(Dataset records)
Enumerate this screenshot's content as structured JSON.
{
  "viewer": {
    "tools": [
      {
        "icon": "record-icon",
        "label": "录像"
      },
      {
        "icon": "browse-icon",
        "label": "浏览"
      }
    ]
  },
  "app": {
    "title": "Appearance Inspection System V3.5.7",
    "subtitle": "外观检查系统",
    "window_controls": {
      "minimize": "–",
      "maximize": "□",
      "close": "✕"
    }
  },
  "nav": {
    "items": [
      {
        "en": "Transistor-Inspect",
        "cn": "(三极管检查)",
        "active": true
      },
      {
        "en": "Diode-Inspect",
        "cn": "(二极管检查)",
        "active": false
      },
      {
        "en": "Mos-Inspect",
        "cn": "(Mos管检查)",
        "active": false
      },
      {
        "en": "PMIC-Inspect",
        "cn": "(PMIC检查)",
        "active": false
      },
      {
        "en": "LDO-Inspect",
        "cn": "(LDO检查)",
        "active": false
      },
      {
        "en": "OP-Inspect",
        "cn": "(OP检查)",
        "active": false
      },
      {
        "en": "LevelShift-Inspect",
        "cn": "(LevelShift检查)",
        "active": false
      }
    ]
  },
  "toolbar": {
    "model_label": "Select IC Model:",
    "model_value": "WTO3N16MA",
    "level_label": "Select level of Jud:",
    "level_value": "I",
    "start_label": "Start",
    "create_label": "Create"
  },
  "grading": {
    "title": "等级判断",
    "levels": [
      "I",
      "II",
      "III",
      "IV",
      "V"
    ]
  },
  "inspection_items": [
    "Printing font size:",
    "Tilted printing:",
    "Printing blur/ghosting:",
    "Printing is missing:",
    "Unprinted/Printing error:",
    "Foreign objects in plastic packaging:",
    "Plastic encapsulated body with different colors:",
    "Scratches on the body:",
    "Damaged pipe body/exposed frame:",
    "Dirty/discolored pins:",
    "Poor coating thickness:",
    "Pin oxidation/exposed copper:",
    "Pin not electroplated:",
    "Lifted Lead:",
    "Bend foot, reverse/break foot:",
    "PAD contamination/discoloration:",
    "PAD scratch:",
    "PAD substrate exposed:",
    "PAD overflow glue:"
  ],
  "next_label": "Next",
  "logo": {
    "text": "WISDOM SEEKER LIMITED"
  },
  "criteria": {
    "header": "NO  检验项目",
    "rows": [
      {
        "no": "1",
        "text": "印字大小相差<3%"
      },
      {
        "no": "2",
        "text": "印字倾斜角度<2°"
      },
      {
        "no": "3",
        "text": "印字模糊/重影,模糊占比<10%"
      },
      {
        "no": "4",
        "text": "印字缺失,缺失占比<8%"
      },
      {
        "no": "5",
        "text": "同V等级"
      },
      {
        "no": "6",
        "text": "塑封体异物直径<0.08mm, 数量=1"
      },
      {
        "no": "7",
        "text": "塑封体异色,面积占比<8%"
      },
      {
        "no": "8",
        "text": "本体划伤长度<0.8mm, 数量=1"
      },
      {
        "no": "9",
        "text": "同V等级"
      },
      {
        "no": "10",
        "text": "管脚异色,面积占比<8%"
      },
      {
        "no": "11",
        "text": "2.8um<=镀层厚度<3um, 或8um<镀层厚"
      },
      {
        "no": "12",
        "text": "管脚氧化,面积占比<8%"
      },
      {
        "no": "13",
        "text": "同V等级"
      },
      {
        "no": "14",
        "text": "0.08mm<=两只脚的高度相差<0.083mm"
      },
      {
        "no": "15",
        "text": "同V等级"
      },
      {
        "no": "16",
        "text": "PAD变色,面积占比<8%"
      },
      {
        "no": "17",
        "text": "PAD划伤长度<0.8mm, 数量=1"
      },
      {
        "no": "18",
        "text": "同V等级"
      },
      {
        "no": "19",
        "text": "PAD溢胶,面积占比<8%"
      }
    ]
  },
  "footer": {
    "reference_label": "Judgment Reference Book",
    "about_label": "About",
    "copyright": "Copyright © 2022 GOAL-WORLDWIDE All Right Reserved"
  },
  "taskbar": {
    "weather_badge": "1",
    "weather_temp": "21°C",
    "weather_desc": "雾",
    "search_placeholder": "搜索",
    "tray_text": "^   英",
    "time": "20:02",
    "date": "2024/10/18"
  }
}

◆ **Problem description**: Reproduce every line of the data verbatim.

◆ **Written solution**:
Enumerate this screenshot's content as structured JSON.
{
  "viewer": {
    "tools": [
      {
        "icon": "record-icon",
        "label": "录像"
      },
      {
        "icon": "browse-icon",
        "label": "浏览"
      }
    ]
  },
  "app": {
    "title": "Appearance Inspection System V3.5.7",
    "subtitle": "外观检查系统",
    "window_controls": {
      "minimize": "–",
      "maximize": "□",
      "close": "✕"
    }
  },
  "nav": {
    "items": [
      {
        "en": "Transistor-Inspect",
        "cn": "(三极管检查)",
        "active": true
      },
      {
        "en": "Diode-Inspect",
        "cn": "(二极管检查)",
        "active": false
      },
      {
        "en": "Mos-Inspect",
        "cn": "(Mos管检查)",
        "active": false
      },
      {
        "en": "PMIC-Inspect",
        "cn": "(PMIC检查)",
        "active": false
      },
      {
        "en": "LDO-Inspect",
        "cn": "(LDO检查)",
        "active": false
      },
      {
        "en": "OP-Inspect",
        "cn": "(OP检查)",
        "active": false
      },
      {
        "en": "LevelShift-Inspect",
        "cn": "(LevelShift检查)",
        "active": false
      }
    ]
  },
  "toolbar": {
    "model_label": "Select IC Model:",
    "model_value": "WTO3N16MA",
    "level_label": "Select level of Jud:",
    "level_value": "I",
    "start_label": "Start",
    "create_label": "Create"
  },
  "grading": {
    "title": "等级判断",
    "levels": [
      "I",
      "II",
      "III",
      "IV",
      "V"
    ]
  },
  "inspection_items": [
    "Printing font size:",
    "Tilted printing:",
    "Printing blur/ghosting:",
    "Printing is missing:",
    "Unprinted/Printing error:",
    "Foreign objects in plastic packaging:",
    "Plastic encapsulated body with different colors:",
    "Scratches on the body:",
    "Damaged pipe body/exposed frame:",
    "Dirty/discolored pins:",
    "Poor coating thickness:",
    "Pin oxidation/exposed copper:",
    "Pin not electroplated:",
    "Lifted Lead:",
    "Bend foot, reverse/break foot:",
    "PAD contamination/discoloration:",
    "PAD scratch:",
    "PAD substrate exposed:",
    "PAD overflow glue:"
  ],
  "next_label": "Next",
  "logo": {
    "text": "WISDOM SEEKER LIMITED"
  },
  "criteria": {
    "header": "NO  检验项目",
    "rows": [
      {
        "no": "1",
        "text": "印字大小相差<3%"
      },
      {
        "no": "2",
        "text": "印字倾斜角度<2°"
      },
      {
        "no": "3",
        "text": "印字模糊/重影,模糊占比<10%"
      },
      {
        "no": "4",
        "text": "印字缺失,缺失占比<8%"
      },
      {
        "no": "5",
        "text": "同V等级"
      },
      {
        "no": "6",
        "text": "塑封体异物直径<0.08mm, 数量=1"
      },
      {
        "no": "7",
        "text": "塑封体异色,面积占比<8%"
      },
      {
        "no": "8",
        "text": "本体划伤长度<0.8mm, 数量=1"
      },
      {
        "no": "9",
        "text": "同V等级"
      },
      {
        "no": "10",
        "text": "管脚异色,面积占比<8%"
      },
      {
        "no": "11",
        "text": "2.8um<=镀层厚度<3um, 或8um<镀层厚"
      },
      {
        "no": "12",
        "text": "管脚氧化,面积占比<8%"
      },
      {
        "no": "13",
        "text": "同V等级"
      },
      {
        "no": "14",
        "text": "0.08mm<=两只脚的高度相差<0.083mm"
      },
      {
        "no": "15",
        "text": "同V等级"
      },
      {
        "no": "16",
        "text": "PAD变色,面积占比<8%"
      },
      {
        "no": "17",
        "text": "PAD划伤长度<0.8mm, 数量=1"
      },
      {
        "no": "18",
        "text": "同V等级"
      },
      {
        "no": "19",
        "text": "PAD溢胶,面积占比<8%"
      }
    ]
  },
  "footer": {
    "reference_label": "Judgment Reference Book",
    "about_label": "About",
    "copyright": "Copyright © 2022 GOAL-WORLDWIDE All Right Reserved"
  },
  "taskbar": {
    "weather_badge": "1",
    "weather_temp": "21°C",
    "weather_desc": "雾",
    "search_placeholder": "搜索",
    "tray_text": "^   英",
    "time": "20:02",
    "date": "2024/10/18"
  }
}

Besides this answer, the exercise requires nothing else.